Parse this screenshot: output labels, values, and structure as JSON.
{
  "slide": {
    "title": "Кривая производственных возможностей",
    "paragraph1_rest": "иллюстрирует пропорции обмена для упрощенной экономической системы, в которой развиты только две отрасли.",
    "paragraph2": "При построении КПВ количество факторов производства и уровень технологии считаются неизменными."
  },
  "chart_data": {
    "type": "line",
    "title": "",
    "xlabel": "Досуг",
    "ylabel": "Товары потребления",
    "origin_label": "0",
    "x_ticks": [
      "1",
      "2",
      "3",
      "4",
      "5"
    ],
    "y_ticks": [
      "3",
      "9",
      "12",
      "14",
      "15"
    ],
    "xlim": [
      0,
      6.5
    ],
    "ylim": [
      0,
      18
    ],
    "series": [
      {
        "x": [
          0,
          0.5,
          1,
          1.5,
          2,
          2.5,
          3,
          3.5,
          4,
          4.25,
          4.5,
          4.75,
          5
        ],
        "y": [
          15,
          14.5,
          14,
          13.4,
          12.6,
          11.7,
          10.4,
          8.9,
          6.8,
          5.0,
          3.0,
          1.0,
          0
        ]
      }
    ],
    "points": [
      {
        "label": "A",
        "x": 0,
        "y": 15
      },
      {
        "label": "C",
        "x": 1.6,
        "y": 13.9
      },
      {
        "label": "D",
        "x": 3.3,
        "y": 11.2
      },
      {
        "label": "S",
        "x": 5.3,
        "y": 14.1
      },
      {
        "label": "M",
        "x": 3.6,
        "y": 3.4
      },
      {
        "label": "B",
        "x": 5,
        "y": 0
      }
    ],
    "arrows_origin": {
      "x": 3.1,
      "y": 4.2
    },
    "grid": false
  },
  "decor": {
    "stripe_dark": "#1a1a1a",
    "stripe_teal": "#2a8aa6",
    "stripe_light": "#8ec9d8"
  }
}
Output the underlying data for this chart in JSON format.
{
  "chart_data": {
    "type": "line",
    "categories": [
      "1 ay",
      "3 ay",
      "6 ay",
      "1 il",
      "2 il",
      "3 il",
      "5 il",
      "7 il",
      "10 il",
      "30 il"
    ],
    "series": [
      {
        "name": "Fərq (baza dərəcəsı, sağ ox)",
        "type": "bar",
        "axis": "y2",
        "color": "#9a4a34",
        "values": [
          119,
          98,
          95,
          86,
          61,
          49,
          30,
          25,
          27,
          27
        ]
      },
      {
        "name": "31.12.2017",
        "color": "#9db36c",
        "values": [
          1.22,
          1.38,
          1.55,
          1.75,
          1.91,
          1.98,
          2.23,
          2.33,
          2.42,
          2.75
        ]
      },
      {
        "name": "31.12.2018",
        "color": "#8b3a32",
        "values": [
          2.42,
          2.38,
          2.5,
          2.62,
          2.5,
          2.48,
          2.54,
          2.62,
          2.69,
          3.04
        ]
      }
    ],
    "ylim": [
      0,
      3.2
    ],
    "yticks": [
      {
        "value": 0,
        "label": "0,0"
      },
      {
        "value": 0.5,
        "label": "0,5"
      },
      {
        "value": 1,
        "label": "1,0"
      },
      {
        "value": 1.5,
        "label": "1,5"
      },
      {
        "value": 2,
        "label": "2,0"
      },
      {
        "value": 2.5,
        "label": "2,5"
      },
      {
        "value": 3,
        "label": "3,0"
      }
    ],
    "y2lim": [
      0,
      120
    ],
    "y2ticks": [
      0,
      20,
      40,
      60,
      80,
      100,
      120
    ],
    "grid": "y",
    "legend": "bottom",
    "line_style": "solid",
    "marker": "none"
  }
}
----------
What the task requires —
Copy out the whole listing exactly as written.

Written solution —
Parse this screenshot: output labels, values, and structure as JSON.
{
  "slide": {
    "title": "Кривая производственных возможностей",
    "paragraph1_rest": "иллюстрирует пропорции обмена для упрощенной экономической системы, в которой развиты только две отрасли.",
    "paragraph2": "При построении КПВ количество факторов производства и уровень технологии считаются неизменными."
  },
  "chart_data": {
    "type": "line",
    "title": "",
    "xlabel": "Досуг",
    "ylabel": "Товары потребления",
    "origin_label": "0",
    "x_ticks": [
      "1",
      "2",
      "3",
      "4",
      "5"
    ],
    "y_ticks": [
      "3",
      "9",
      "12",
      "14",
      "15"
    ],
    "xlim": [
      0,
      6.5
    ],
    "ylim": [
      0,
      18
    ],
    "series": [
      {
        "x": [
          0,
          0.5,
          1,
          1.5,
          2,
          2.5,
          3,
          3.5,
          4,
          4.25,
          4.5,
          4.75,
          5
        ],
        "y": [
          15,
          14.5,
          14,
          13.4,
          12.6,
          11.7,
          10.4,
          8.9,
          6.8,
          5.0,
          3.0,
          1.0,
          0
        ]
      }
    ],
    "points": [
      {
        "label": "A",
        "x": 0,
        "y": 15
      },
      {
        "label": "C",
        "x": 1.6,
        "y": 13.9
      },
      {
        "label": "D",
        "x": 3.3,
        "y": 11.2
      },
      {
        "label": "S",
        "x": 5.3,
        "y": 14.1
      },
      {
        "label": "M",
        "x": 3.6,
        "y": 3.4
      },
      {
        "label": "B",
        "x": 5,
        "y": 0
      }
    ],
    "arrows_origin": {
      "x": 3.1,
      "y": 4.2
    },
    "grid": false
  },
  "decor": {
    "stripe_dark": "#1a1a1a",
    "stripe_teal": "#2a8aa6",
    "stripe_light": "#8ec9d8"
  }
}
Output the underlying data for this chart in JSON format.
{
  "chart_data": {
    "type": "line",
    "categories": [
      "1 ay",
      "3 ay",
      "6 ay",
      "1 il",
      "2 il",
      "3 il",
      "5 il",
      "7 il",
      "10 il",
      "30 il"
    ],
    "series": [
      {
        "name": "Fərq (baza dərəcəsı, sağ ox)",
        "type": "bar",
        "axis": "y2",
        "color": "#9a4a34",
        "values": [
          119,
          98,
          95,
          86,
          61,
          49,
          30,
          25,
          27,
          27
        ]
      },
      {
        "name": "31.12.2017",
        "color": "#9db36c",
        "values": [
          1.22,
          1.38,
          1.55,
          1.75,
          1.91,
          1.98,
          2.23,
          2.33,
          2.42,
          2.75
        ]
      },
      {
        "name": "31.12.2018",
        "color": "#8b3a32",
        "values": [
          2.42,
          2.38,
          2.5,
          2.62,
          2.5,
          2.48,
          2.54,
          2.62,
          2.69,
          3.04
        ]
      }
    ],
    "ylim": [
      0,
      3.2
    ],
    "yticks": [
      {
        "value": 0,
        "label": "0,0"
      },
      {
        "value": 0.5,
        "label": "0,5"
      },
      {
        "value": 1,
        "label": "1,0"
      },
      {
        "value": 1.5,
        "label": "1,5"
      },
      {
        "value": 2,
        "label": "2,0"
      },
      {
        "value": 2.5,
        "label": "2,5"
      },
      {
        "value": 3,
        "label": "3,0"
      }
    ],
    "y2lim": [
      0,
      120
    ],
    "y2ticks": [
      0,
      20,
      40,
      60,
      80,
      100,
      120
    ],
    "grid": "y",
    "legend": "bottom",
    "line_style": "solid",
    "marker": "none"
  }
}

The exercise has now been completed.